[What the exercise asks] Pull out every line below that holds the word "folder".

[The data]
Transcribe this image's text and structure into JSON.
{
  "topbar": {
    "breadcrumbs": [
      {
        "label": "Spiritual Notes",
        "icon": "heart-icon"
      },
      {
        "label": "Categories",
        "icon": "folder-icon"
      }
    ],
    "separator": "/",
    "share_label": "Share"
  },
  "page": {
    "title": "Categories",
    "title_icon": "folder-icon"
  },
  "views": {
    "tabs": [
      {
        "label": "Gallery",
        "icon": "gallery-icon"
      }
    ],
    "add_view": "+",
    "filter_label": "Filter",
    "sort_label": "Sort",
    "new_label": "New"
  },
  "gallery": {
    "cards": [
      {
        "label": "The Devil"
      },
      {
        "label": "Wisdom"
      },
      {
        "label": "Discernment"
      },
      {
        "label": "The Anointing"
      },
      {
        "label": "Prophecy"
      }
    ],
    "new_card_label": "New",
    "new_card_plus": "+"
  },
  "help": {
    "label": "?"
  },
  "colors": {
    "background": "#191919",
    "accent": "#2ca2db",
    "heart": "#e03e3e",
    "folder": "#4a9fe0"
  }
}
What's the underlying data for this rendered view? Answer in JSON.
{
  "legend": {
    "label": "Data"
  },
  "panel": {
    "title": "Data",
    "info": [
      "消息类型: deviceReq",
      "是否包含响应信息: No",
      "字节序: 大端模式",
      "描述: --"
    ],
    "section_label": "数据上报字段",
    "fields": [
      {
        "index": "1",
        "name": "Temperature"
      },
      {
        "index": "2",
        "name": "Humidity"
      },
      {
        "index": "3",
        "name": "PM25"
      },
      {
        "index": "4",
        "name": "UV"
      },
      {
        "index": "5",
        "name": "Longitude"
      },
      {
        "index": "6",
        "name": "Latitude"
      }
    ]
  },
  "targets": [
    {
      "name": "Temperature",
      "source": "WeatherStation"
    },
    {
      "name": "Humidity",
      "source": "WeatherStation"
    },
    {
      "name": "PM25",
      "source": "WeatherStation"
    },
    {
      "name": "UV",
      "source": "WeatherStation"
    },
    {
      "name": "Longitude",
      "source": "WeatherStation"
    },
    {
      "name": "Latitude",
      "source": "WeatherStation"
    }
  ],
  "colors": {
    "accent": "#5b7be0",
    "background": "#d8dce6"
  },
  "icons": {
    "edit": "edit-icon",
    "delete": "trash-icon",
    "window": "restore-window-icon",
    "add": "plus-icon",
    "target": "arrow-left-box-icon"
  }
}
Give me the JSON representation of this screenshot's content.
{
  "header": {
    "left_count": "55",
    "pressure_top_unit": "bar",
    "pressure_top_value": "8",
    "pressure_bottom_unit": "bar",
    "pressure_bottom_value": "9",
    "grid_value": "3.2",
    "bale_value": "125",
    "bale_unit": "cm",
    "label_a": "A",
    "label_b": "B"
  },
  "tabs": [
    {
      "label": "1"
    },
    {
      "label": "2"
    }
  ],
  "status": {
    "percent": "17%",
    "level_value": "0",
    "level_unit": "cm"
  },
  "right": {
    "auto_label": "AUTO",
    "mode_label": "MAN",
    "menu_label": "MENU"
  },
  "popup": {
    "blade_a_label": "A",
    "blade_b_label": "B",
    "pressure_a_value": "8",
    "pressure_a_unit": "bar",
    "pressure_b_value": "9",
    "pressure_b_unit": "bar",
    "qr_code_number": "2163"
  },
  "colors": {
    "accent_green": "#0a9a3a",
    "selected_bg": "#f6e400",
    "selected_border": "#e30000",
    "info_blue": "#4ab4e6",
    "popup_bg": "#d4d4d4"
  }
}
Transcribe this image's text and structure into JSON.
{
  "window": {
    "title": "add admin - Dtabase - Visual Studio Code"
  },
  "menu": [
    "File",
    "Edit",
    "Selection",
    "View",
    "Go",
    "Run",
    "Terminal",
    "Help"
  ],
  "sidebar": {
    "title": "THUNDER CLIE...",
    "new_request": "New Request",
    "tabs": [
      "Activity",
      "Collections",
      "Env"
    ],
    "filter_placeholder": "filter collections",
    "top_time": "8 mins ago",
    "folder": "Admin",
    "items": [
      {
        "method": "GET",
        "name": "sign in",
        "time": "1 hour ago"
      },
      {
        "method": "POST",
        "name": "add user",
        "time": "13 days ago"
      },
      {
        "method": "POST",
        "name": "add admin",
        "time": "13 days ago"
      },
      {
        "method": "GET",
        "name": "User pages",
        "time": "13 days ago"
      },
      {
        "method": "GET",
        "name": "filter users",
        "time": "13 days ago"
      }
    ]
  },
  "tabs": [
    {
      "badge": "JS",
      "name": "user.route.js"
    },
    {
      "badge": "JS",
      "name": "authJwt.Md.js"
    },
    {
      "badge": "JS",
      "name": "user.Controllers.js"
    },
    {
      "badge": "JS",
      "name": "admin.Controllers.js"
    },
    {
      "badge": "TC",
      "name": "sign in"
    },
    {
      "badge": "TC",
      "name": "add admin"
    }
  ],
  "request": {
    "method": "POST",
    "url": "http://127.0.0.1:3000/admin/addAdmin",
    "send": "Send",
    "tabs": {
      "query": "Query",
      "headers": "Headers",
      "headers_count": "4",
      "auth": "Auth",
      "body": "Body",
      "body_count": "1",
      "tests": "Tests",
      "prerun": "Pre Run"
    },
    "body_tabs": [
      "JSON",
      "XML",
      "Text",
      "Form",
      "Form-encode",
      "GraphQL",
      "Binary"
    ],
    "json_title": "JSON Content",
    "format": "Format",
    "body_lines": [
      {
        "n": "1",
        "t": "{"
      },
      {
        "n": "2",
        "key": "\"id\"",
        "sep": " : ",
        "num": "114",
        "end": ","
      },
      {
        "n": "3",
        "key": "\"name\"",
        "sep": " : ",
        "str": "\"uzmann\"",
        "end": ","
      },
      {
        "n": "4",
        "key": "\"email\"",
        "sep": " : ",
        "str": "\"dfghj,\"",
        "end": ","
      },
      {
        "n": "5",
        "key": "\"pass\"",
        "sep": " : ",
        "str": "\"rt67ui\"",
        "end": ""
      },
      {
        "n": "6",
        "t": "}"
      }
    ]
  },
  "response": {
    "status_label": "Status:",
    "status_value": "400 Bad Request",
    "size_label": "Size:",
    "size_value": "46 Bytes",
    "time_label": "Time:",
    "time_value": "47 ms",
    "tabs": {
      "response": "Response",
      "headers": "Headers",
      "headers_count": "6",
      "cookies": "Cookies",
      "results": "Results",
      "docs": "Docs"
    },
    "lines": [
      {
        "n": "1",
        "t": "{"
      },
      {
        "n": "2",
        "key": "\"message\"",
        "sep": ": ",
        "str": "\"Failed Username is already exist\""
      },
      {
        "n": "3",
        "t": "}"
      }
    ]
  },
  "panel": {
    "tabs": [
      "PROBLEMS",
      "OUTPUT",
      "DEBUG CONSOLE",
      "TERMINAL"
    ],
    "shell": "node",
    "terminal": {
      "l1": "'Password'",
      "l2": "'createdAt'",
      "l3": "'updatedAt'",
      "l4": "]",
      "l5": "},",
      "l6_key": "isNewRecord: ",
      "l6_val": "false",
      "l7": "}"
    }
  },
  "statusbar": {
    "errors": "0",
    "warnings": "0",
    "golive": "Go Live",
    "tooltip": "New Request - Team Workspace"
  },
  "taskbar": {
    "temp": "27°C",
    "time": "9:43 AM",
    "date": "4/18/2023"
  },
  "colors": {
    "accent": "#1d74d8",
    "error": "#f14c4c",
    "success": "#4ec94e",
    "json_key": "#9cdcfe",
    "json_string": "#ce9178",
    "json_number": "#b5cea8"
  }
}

[Task solution]
        "icon": "folder-icon"
    "title_icon": "folder-icon"
    "folder": "#4a9fe0"
    "folder": "Admin",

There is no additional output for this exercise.